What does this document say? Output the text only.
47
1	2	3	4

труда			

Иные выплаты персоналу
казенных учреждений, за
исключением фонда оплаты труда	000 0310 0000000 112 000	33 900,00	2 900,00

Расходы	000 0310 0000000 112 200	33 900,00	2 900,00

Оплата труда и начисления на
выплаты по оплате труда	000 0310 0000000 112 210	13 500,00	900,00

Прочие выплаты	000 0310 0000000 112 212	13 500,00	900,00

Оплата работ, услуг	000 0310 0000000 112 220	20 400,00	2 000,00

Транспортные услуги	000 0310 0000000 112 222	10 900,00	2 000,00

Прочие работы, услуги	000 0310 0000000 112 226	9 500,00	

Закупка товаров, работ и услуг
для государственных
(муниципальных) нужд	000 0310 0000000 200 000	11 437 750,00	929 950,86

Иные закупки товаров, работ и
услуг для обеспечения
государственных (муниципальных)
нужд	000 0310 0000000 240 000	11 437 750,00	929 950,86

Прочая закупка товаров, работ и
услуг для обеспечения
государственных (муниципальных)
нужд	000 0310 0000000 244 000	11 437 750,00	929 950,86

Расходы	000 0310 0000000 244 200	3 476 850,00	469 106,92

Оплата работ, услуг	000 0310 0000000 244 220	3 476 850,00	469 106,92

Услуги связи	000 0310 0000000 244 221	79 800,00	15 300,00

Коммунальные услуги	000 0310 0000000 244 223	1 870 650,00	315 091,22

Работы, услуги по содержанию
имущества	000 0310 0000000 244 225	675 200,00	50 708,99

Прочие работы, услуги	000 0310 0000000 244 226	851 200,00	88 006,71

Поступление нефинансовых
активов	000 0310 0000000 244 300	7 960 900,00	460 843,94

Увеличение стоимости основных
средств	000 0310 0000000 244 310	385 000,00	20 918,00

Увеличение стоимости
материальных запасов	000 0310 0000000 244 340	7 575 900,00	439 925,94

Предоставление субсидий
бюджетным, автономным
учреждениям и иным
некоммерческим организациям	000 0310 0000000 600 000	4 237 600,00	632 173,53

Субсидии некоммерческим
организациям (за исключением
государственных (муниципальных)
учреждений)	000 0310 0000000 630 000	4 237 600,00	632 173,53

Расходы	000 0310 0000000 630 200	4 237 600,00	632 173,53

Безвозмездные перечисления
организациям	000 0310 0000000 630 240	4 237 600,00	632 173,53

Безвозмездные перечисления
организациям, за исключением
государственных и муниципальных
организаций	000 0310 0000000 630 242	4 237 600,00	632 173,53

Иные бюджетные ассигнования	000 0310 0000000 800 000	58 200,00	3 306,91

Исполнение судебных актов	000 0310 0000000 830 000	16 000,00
··········
● **AIM**: Repeat the entries exactly, all of them.

● **RESPONSE TO THIS TASK**:
What does this document say? Output the text only.
47
1	2	3	4

труда			

Иные выплаты персоналу
казенных учреждений, за
исключением фонда оплаты труда	000 0310 0000000 112 000	33 900,00	2 900,00

Расходы	000 0310 0000000 112 200	33 900,00	2 900,00

Оплата труда и начисления на
выплаты по оплате труда	000 0310 0000000 112 210	13 500,00	900,00

Прочие выплаты	000 0310 0000000 112 212	13 500,00	900,00

Оплата работ, услуг	000 0310 0000000 112 220	20 400,00	2 000,00

Транспортные услуги	000 0310 0000000 112 222	10 900,00	2 000,00

Прочие работы, услуги	000 0310 0000000 112 226	9 500,00	

Закупка товаров, работ и услуг
для государственных
(муниципальных) нужд	000 0310 0000000 200 000	11 437 750,00	929 950,86

Иные закупки товаров, работ и
услуг для обеспечения
государственных (муниципальных)
нужд	000 0310 0000000 240 000	11 437 750,00	929 950,86

Прочая закупка товаров, работ и
услуг для обеспечения
государственных (муниципальных)
нужд	000 0310 0000000 244 000	11 437 750,00	929 950,86

Расходы	000 0310 0000000 244 200	3 476 850,00	469 106,92

Оплата работ, услуг	000 0310 0000000 244 220	3 476 850,00	469 106,92

Услуги связи	000 0310 0000000 244 221	79 800,00	15 300,00

Коммунальные услуги	000 0310 0000000 244 223	1 870 650,00	315 091,22

Работы, услуги по содержанию
имущества	000 0310 0000000 244 225	675 200,00	50 708,99

Прочие работы, услуги	000 0310 0000000 244 226	851 200,00	88 006,71

Поступление нефинансовых
активов	000 0310 0000000 244 300	7 960 900,00	460 843,94

Увеличение стоимости основных
средств	000 0310 0000000 244 310	385 000,00	20 918,00

Увеличение стоимости
материальных запасов	000 0310 0000000 244 340	7 575 900,00	439 925,94

Предоставление субсидий
бюджетным, автономным
учреждениям и иным
некоммерческим организациям	000 0310 0000000 600 000	4 237 600,00	632 173,53

Субсидии некоммерческим
организациям (за исключением
государственных (муниципальных)
учреждений)	000 0310 0000000 630 000	4 237 600,00	632 173,53

Расходы	000 0310 0000000 630 200	4 237 600,00	632 173,53

Безвозмездные перечисления
организациям	000 0310 0000000 630 240	4 237 600,00	632 173,53

Безвозмездные перечисления
организациям, за исключением
государственных и муниципальных
организаций	000 0310 0000000 630 242	4 237 600,00	632 173,53

Иные бюджетные ассигнования	000 0310 0000000 800 000	58 200,00	3 306,91

Исполнение судебных актов	000 0310 0000000 830 000	16 000,00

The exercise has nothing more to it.